***** Selection

CPRE North Yorkshire

Skip to navigation

Damned if you do and damned if you don't - twin tracking

Saturday, 15 October 2016 12:30

Damned if you do and damned if you don’t!

There recently was an appeal running concurrently with the  application at Hellifield - twin tracking

‘Can you make a balanced decision?’

‘Twin Tracking’ an appeal and an application is unfortunately, an all too common practice and perhaps whilst slightly ‘underhand’, there is a loophole which allows this to occur so technically, no official rules have been broken.

It’s incredibly hard for a planning committee to act impartially when they know that they have a costs application looming over their heads.  Technically, this should not affect the planning committee decision. The Committee are supposed to look at all the evidence in front of them and make a decision based on the merits or negatives of the case regardless of appeals (including costs) and therefore act reasonably (by the definitions of the Wednesbury Principle)

**********

*Stated exercise*: List every word or phrase that the post on twin tracking sets in single quotation marks. The material after the post comes from a separate source.

***** Extracted records

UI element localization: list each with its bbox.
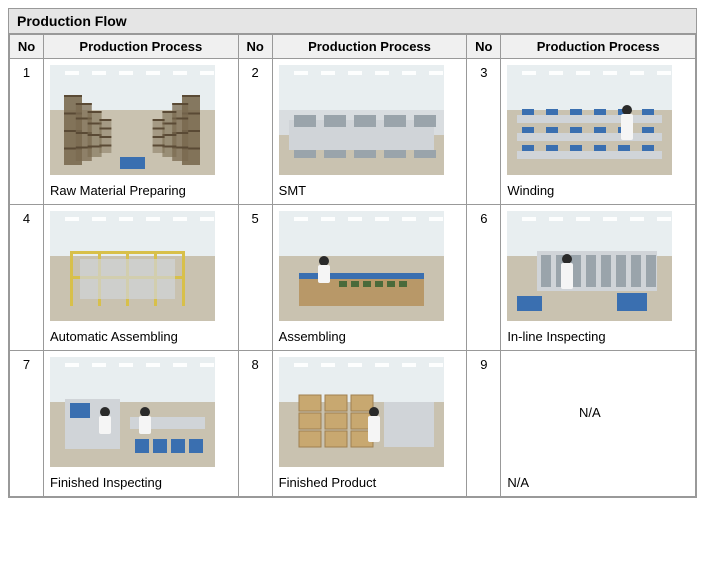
step-photo xyxy=(507,65,672,175)
step-no: 7 xyxy=(10,351,44,497)
step-no: 2 xyxy=(238,59,272,205)
step-no: 6 xyxy=(467,205,501,351)
step-cell: Assembling xyxy=(272,205,467,351)
step-photo xyxy=(279,357,444,467)
step-photo xyxy=(279,65,444,175)
step-no: 8 xyxy=(238,351,272,497)
th-process-1: Production Process xyxy=(44,35,239,59)
step-photo xyxy=(279,211,444,321)
table-header-row: No Production Process No Production Proc… xyxy=(10,35,696,59)
step-no: 1 xyxy=(10,59,44,205)
step-image xyxy=(279,211,444,321)
step-photo xyxy=(507,211,672,321)
th-no-2: No xyxy=(238,35,272,59)
step-cell: Finished Product xyxy=(272,351,467,497)
step-cell: Winding xyxy=(501,59,696,205)
step-caption: Automatic Assembling xyxy=(50,327,232,344)
step-no: 4 xyxy=(10,205,44,351)
th-no-1: No xyxy=(10,35,44,59)
th-no-3: No xyxy=(467,35,501,59)
step-cell: Finished Inspecting xyxy=(44,351,239,497)
step-caption: Winding xyxy=(507,181,689,198)
th-process-3: Production Process xyxy=(501,35,696,59)
step-caption: In-line Inspecting xyxy=(507,327,689,344)
step-no: 5 xyxy=(238,205,272,351)
step-no: 9 xyxy=(467,351,501,497)
step-no: 3 xyxy=(467,59,501,205)
step-photo xyxy=(50,65,215,175)
step-image xyxy=(507,65,672,175)
production-flow-table: No Production Process No Production Proc… xyxy=(9,34,696,497)
table-body: 1 Raw Material Preparing 2 SMT 3 Winding 4 … xyxy=(10,59,696,497)
step-image xyxy=(50,357,215,467)
step-cell: N/A N/A xyxy=(501,351,696,497)
table-row: 4 Automatic Assembling 5 Assembling 6 In-l… xyxy=(10,205,696,351)
table-row: 7 Finished Inspecting 8 Finished Product 9… xyxy=(10,351,696,497)
step-caption: SMT xyxy=(279,181,461,198)
step-caption: Raw Material Preparing xyxy=(50,181,232,198)
step-image xyxy=(279,357,444,467)
th-process-2: Production Process xyxy=(272,35,467,59)
step-cell: Raw Material Preparing xyxy=(44,59,239,205)
step-cell: Automatic Assembling xyxy=(44,205,239,351)
step-photo xyxy=(50,357,215,467)
step-image xyxy=(50,211,215,321)
step-caption: Finished Product xyxy=(279,473,461,490)
step-photo xyxy=(50,211,215,321)
production-flow-panel: Production Flow No Production Process No… xyxy=(8,8,697,498)
na-placeholder: N/A xyxy=(507,357,672,467)
step-image xyxy=(279,65,444,175)
step-cell: In-line Inspecting xyxy=(501,205,696,351)
panel-title: Production Flow xyxy=(9,9,696,34)
step-caption: Finished Inspecting xyxy=(50,473,232,490)
step-image: N/A xyxy=(507,357,689,467)
step-caption: Assembling xyxy=(279,327,461,344)
step-image xyxy=(507,211,672,321)
step-cell: SMT xyxy=(272,59,467,205)
table-row: 1 Raw Material Preparing 2 SMT 3 Winding xyxy=(10,59,696,205)
step-caption: N/A xyxy=(507,473,689,490)
step-image xyxy=(50,65,215,175)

**********

*Result for this task*:
- Can you make a balanced decision?
- Twin Tracking
- underhand